• [Given exercise a]
According to the speech recognition troubleshooting notes, what range do good energy threshold values typically fall in?

• [Text passage]

If not installed, everything in the library will still work, except calling recognizer_instance.recognize_whisper_api will raise an RequestError .

You can install it with python3 -m pip install SpeechRecognition[whisper-api] .

Troubleshooting

The recognizer tries to recognize speech even when i’m not speaking, or after i’m done speaking..

Try increasing the recognizer_instance.energy_threshold property. This is basically how sensitive the recognizer is to when recognition should start. Higher values mean that it will be less sensitive, which is useful if you are in a loud room.

This value depends entirely on your microphone or audio data. There is no one-size-fits-all value, but good values typically range from 50 to 4000.

Also, check on your microphone volume settings. If it is too sensitive, the microphone may be picking up a lot of ambient noise. If it is too insensitive, the microphone may be rejecting speech as just noise.

The recognizer can’t recognize speech right after it starts listening for the first time.

The recognizer_instance.energy_threshold property is probably set to a value that is too high to start off with, and then being adjusted lower automatically by dynamic energy threshold adjustment. Before it is at a good level, the energy threshold is so high that speech is just considered ambient noise.

The solution is to decrease this threshold, or call recognizer_instance.adjust_for_ambient_noise beforehand, which will set the threshold to a good value automatically.

The recognizer doesn’t understand my particular language/dialect.

• [Exercise input]
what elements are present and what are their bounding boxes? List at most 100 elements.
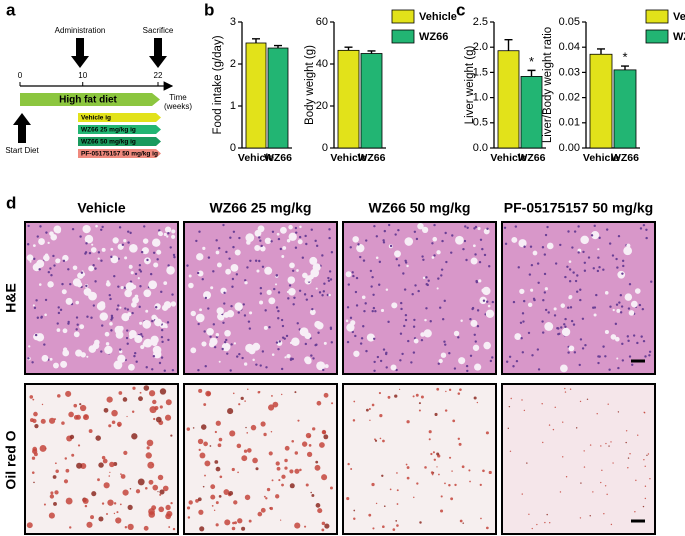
vacuole bbox=[56, 328, 61, 332]
nucleus bbox=[593, 306, 597, 309]
nucleus bbox=[118, 348, 122, 351]
lipid-droplet bbox=[433, 458, 436, 461]
nucleus bbox=[369, 269, 373, 273]
lipid-droplet bbox=[215, 466, 221, 472]
micrograph-bg bbox=[343, 222, 496, 374]
lipid-droplet bbox=[172, 527, 176, 531]
nucleus bbox=[328, 228, 331, 231]
nucleus bbox=[287, 297, 290, 300]
vacuole bbox=[151, 340, 158, 347]
lipid-droplet bbox=[252, 457, 258, 464]
lipid-droplet bbox=[317, 508, 323, 514]
y-tick-label: 2.0 bbox=[473, 41, 488, 53]
lipid-droplet bbox=[243, 449, 248, 453]
vacuole bbox=[375, 256, 379, 260]
nucleus bbox=[232, 230, 236, 233]
nucleus bbox=[640, 335, 643, 338]
lipid-droplet bbox=[405, 463, 408, 466]
nucleus bbox=[598, 236, 601, 240]
lipid-droplet bbox=[54, 462, 57, 465]
bar bbox=[613, 69, 637, 149]
lipid-droplet bbox=[98, 462, 104, 468]
lipid-droplet bbox=[459, 519, 463, 523]
vacuole bbox=[483, 341, 491, 350]
nucleus bbox=[259, 286, 263, 290]
lipid-droplet bbox=[132, 386, 136, 390]
lipid-droplet bbox=[102, 458, 108, 464]
vacuole bbox=[90, 247, 97, 253]
lipid-droplet bbox=[607, 403, 609, 405]
lipid-droplet bbox=[206, 391, 211, 396]
lipid-droplet bbox=[508, 405, 511, 408]
nucleus bbox=[444, 231, 447, 235]
vacuole bbox=[345, 271, 352, 278]
lipid-droplet bbox=[232, 392, 235, 395]
lipid-droplet bbox=[246, 432, 249, 434]
vacuole bbox=[153, 262, 159, 268]
nucleus bbox=[595, 293, 598, 297]
nucleus bbox=[521, 351, 525, 354]
nucleus bbox=[618, 301, 621, 304]
nucleus bbox=[397, 264, 401, 267]
lipid-droplet bbox=[304, 525, 307, 528]
nucleus bbox=[465, 258, 468, 262]
vacuole bbox=[634, 288, 641, 294]
nucleus bbox=[553, 314, 557, 317]
nucleus bbox=[441, 239, 444, 243]
nucleus bbox=[374, 310, 377, 313]
lipid-droplet bbox=[469, 480, 471, 483]
nucleus bbox=[438, 306, 442, 309]
vacuole bbox=[624, 293, 633, 301]
nucleus bbox=[195, 239, 198, 243]
vacuole bbox=[568, 295, 572, 300]
vacuole bbox=[264, 266, 273, 275]
nucleus bbox=[376, 355, 380, 359]
nucleus bbox=[127, 241, 130, 244]
nucleus bbox=[160, 328, 164, 332]
nucleus bbox=[328, 270, 332, 273]
nucleus bbox=[429, 320, 432, 323]
group-label: WZ66 25 mg/kg ig bbox=[81, 127, 136, 134]
legend-swatch bbox=[391, 29, 415, 44]
lipid-droplet bbox=[101, 455, 106, 460]
nucleus bbox=[57, 306, 60, 309]
nucleus bbox=[579, 298, 582, 302]
vacuole bbox=[156, 249, 162, 255]
lipid-droplet bbox=[257, 390, 261, 394]
lipid-droplet bbox=[575, 427, 578, 429]
nucleus bbox=[632, 334, 636, 337]
lipid-droplet bbox=[610, 523, 613, 526]
error-bar bbox=[344, 46, 353, 51]
micrograph-bg bbox=[184, 384, 337, 534]
vacuole bbox=[72, 265, 78, 271]
lipid-droplet bbox=[562, 456, 564, 458]
lipid-droplet bbox=[119, 503, 122, 506]
legend-label: Vehicle bbox=[673, 11, 685, 23]
y-tick-label: 0.00 bbox=[559, 142, 580, 154]
vacuole bbox=[380, 308, 385, 313]
vacuole bbox=[128, 363, 135, 371]
vacuole bbox=[53, 362, 59, 369]
nucleus bbox=[225, 338, 228, 342]
lipid-droplet bbox=[103, 482, 110, 489]
nucleus bbox=[235, 273, 239, 276]
nucleus bbox=[123, 286, 127, 289]
nucleus bbox=[310, 228, 313, 231]
nucleus bbox=[378, 283, 381, 286]
lipid-droplet bbox=[554, 406, 556, 409]
vacuole bbox=[139, 321, 143, 325]
nucleus bbox=[75, 328, 78, 331]
nucleus bbox=[243, 314, 247, 317]
lipid-droplet bbox=[152, 399, 157, 405]
nucleus bbox=[523, 245, 526, 248]
vacuole bbox=[309, 256, 318, 265]
x-tick-label: WZ66 bbox=[357, 152, 385, 164]
nucleus bbox=[563, 323, 566, 326]
lipid-droplet bbox=[170, 501, 173, 505]
nucleus bbox=[567, 351, 570, 354]
vacuole bbox=[470, 319, 478, 327]
nucleus bbox=[475, 279, 478, 283]
nucleus bbox=[277, 237, 281, 241]
legend-label: WZ66 bbox=[419, 31, 448, 43]
vacuole bbox=[309, 309, 316, 316]
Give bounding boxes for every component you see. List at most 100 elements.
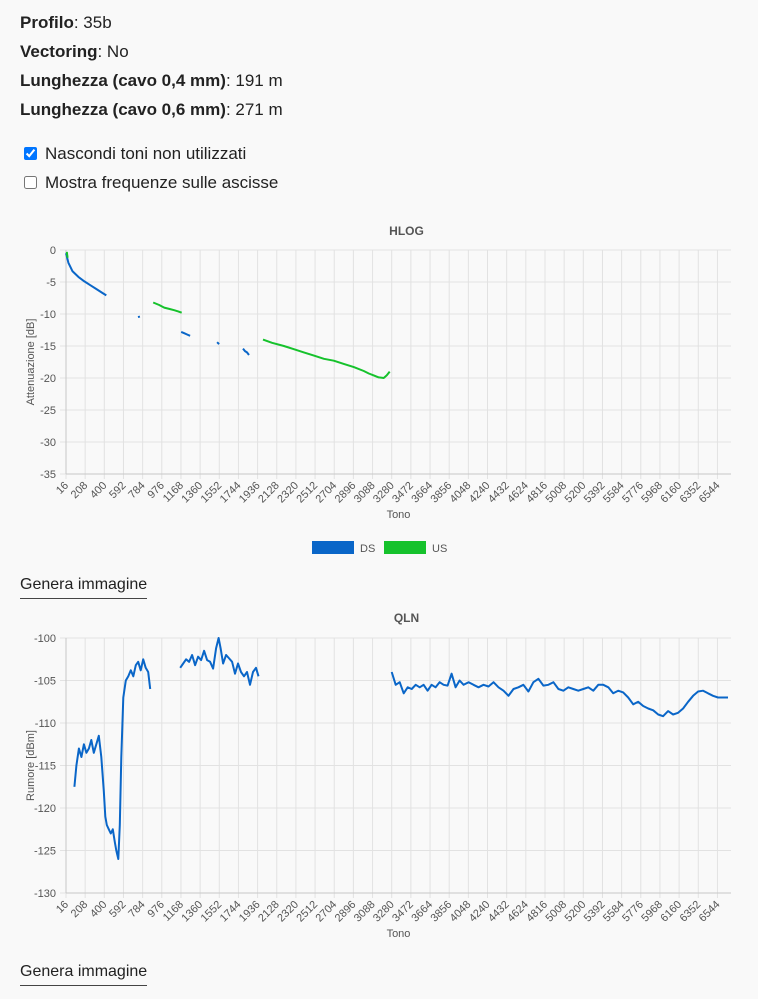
x-tick-label: 4240 [467, 480, 493, 506]
x-tick-label: 6544 [697, 480, 723, 506]
info-profilo: Profilo: 35b [20, 13, 112, 32]
genera-immagine-button-qln[interactable]: Genera immagine [20, 963, 148, 986]
legend-swatch-ds [312, 541, 354, 554]
show-frequencies-checkbox[interactable] [24, 176, 37, 189]
x-tick-label: 1936 [237, 480, 263, 506]
x-tick-label: 3088 [352, 480, 378, 506]
x-tick-label: 6352 [678, 480, 704, 506]
x-tick-label: 5584 [601, 480, 627, 506]
x-tick-label: 2704 [314, 480, 340, 506]
y-tick-label: -130 [34, 888, 56, 900]
x-tick-label: 208 [69, 480, 90, 501]
series-ds-line [65, 252, 107, 297]
info-lunghezza-06: Lunghezza (cavo 0,6 mm): 271 m [20, 100, 283, 119]
x-tick-label: 208 [69, 899, 90, 920]
x-tick-label: 6160 [658, 480, 684, 506]
legend-label-ds: DS [360, 543, 375, 555]
y-tick-label: -10 [40, 309, 56, 321]
x-tick-label: 4816 [524, 480, 550, 506]
option-hide-unused-tones[interactable]: Nascondi toni non utilizzati [22, 139, 278, 168]
series-ds-line [137, 315, 141, 319]
x-tick-label: 5392 [582, 899, 608, 925]
y-tick-label: -20 [40, 373, 56, 385]
x-tick-label: 3664 [409, 480, 435, 506]
y-tick-label: -100 [34, 633, 56, 645]
x-tick-label: 2128 [256, 480, 282, 506]
x-tick-label: 2128 [256, 899, 282, 925]
y-axis-label: Rumore [dBm] [25, 730, 37, 801]
x-tick-label: 6544 [697, 899, 723, 925]
y-axis-label: Attenuazione [dB] [25, 319, 37, 406]
x-tick-label: 1744 [218, 899, 244, 925]
hide-unused-tones-checkbox[interactable] [24, 147, 37, 160]
x-tick-label: 2512 [294, 480, 320, 506]
chart-title: HLOG [389, 224, 424, 238]
x-tick-label: 4816 [524, 899, 550, 925]
x-tick-label: 5776 [620, 899, 646, 925]
series-ds-line [242, 347, 250, 356]
x-tick-label: 3088 [352, 899, 378, 925]
y-tick-label: -5 [46, 277, 56, 289]
y-tick-label: -120 [34, 803, 56, 815]
option-show-frequencies[interactable]: Mostra frequenze sulle ascisse [22, 168, 278, 197]
x-tick-label: 1936 [237, 899, 263, 925]
y-tick-label: -15 [40, 341, 56, 353]
x-tick-label: 3280 [371, 899, 397, 925]
x-tick-label: 4048 [448, 480, 474, 506]
x-tick-label: 4624 [505, 480, 531, 506]
x-tick-label: 784 [126, 899, 147, 920]
y-tick-label: -35 [40, 469, 56, 481]
x-tick-label: 1552 [199, 480, 225, 506]
x-tick-label: 5008 [543, 899, 569, 925]
y-tick-label: -25 [40, 405, 56, 417]
x-tick-label: 3664 [409, 899, 435, 925]
x-tick-label: 2704 [314, 899, 340, 925]
x-tick-label: 3280 [371, 480, 397, 506]
x-tick-label: 1360 [179, 480, 205, 506]
x-tick-label: 2896 [333, 480, 359, 506]
x-tick-label: 5200 [563, 899, 589, 925]
x-axis-label: Tono [387, 928, 411, 940]
series-us-line [262, 338, 391, 379]
options: Nascondi toni non utilizzati Mostra freq… [22, 139, 278, 197]
x-tick-label: 2896 [333, 899, 359, 925]
series-ds-line [216, 341, 220, 345]
y-tick-label: -110 [35, 718, 56, 730]
x-tick-label: 16 [54, 480, 71, 497]
x-tick-label: 5776 [620, 480, 646, 506]
x-tick-label: 5968 [639, 899, 665, 925]
x-tick-label: 5584 [601, 899, 627, 925]
x-tick-label: 4432 [486, 480, 512, 506]
hlog-chart: HLOG0-5-10-15-20-25-30-35162084005927849… [25, 224, 731, 555]
x-tick-label: 400 [88, 899, 109, 920]
y-tick-label: -30 [40, 437, 56, 449]
x-tick-label: 592 [107, 480, 128, 501]
x-tick-label: 4624 [505, 899, 531, 925]
genera-immagine-button-hlog[interactable]: Genera immagine [20, 576, 148, 599]
x-tick-label: 4240 [467, 899, 493, 925]
x-tick-label: 3472 [390, 480, 416, 506]
series-ds-line [180, 330, 191, 337]
series-us-line [65, 251, 69, 258]
x-tick-label: 3472 [390, 899, 416, 925]
x-tick-label: 6352 [678, 899, 704, 925]
x-tick-label: 592 [107, 899, 128, 920]
x-tick-label: 5200 [563, 480, 589, 506]
legend-label-us: US [432, 543, 447, 555]
x-tick-label: 3856 [429, 480, 455, 506]
series-qln-line [73, 658, 152, 860]
info-vectoring: Vectoring: No [20, 42, 129, 61]
x-tick-label: 5392 [582, 480, 608, 506]
x-tick-label: 1744 [218, 480, 244, 506]
x-tick-label: 4432 [486, 899, 512, 925]
legend-swatch-us [384, 541, 426, 554]
x-tick-label: 2512 [294, 899, 320, 925]
x-tick-label: 5968 [639, 480, 665, 506]
y-tick-label: -115 [35, 761, 56, 773]
x-tick-label: 4048 [448, 899, 474, 925]
line-info: Profilo: 35b Vectoring: No Lunghezza (ca… [20, 8, 283, 124]
series-qln-line [179, 637, 260, 686]
x-tick-label: 16 [54, 899, 71, 916]
x-tick-label: 2320 [275, 899, 301, 925]
x-axis-label: Tono [387, 509, 411, 521]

• [Given exercise b]
Reproduce the lines of the listing from the line with "x-tick-label: 4240 [467, 480, 493, 506]" up to and including the line with "x-tick-label: 3088 [352, 899, 378, 925]".

• [Expected answer a]
Good values typically range from 50 to 4000.

• [Expected answer b]
x-tick-label: 4240 [467, 480, 493, 506]
x-tick-label: 6544 [697, 480, 723, 506]
info-profilo: Profilo: 35b [20, 13, 112, 32]
genera-immagine-button-qln[interactable]: Genera immagine [20, 963, 148, 986]
legend-swatch-ds [312, 541, 354, 554]
show-frequencies-checkbox[interactable] [24, 176, 37, 189]
x-tick-label: 1936 [237, 480, 263, 506]
x-tick-label: 3088 [352, 480, 378, 506]
x-tick-label: 6352 [678, 480, 704, 506]
x-tick-label: 5584 [601, 480, 627, 506]
x-tick-label: 2704 [314, 480, 340, 506]
y-tick-label: -130 [34, 888, 56, 900]
x-tick-label: 208 [69, 480, 90, 501]
series-ds-line [65, 252, 107, 297]
info-lunghezza-06: Lunghezza (cavo 0,6 mm): 271 m [20, 100, 283, 119]
x-tick-label: 208 [69, 899, 90, 920]
x-tick-label: 6160 [658, 480, 684, 506]
legend-label-ds: DS [360, 543, 375, 555]
y-tick-label: -10 [40, 309, 56, 321]
x-tick-label: 4816 [524, 480, 550, 506]
option-hide-unused-tones[interactable]: Nascondi toni non utilizzati [22, 139, 278, 168]
series-ds-line [137, 315, 141, 319]
x-tick-label: 5392 [582, 899, 608, 925]
y-tick-label: -20 [40, 373, 56, 385]
x-tick-label: 3664 [409, 480, 435, 506]
y-tick-label: -100 [34, 633, 56, 645]
x-tick-label: 2128 [256, 480, 282, 506]
x-tick-label: 2128 [256, 899, 282, 925]
y-axis-label: Rumore [dBm] [25, 730, 37, 801]
x-tick-label: 6544 [697, 899, 723, 925]
y-axis-label: Attenuazione [dB] [25, 319, 37, 406]
x-tick-label: 1744 [218, 899, 244, 925]
hide-unused-tones-checkbox[interactable] [24, 147, 37, 160]
x-tick-label: 2512 [294, 480, 320, 506]
chart-title: HLOG [389, 224, 424, 238]
x-tick-label: 4816 [524, 899, 550, 925]
x-tick-label: 5776 [620, 899, 646, 925]
series-ds-line [242, 347, 250, 356]
x-tick-label: 3088 [352, 899, 378, 925]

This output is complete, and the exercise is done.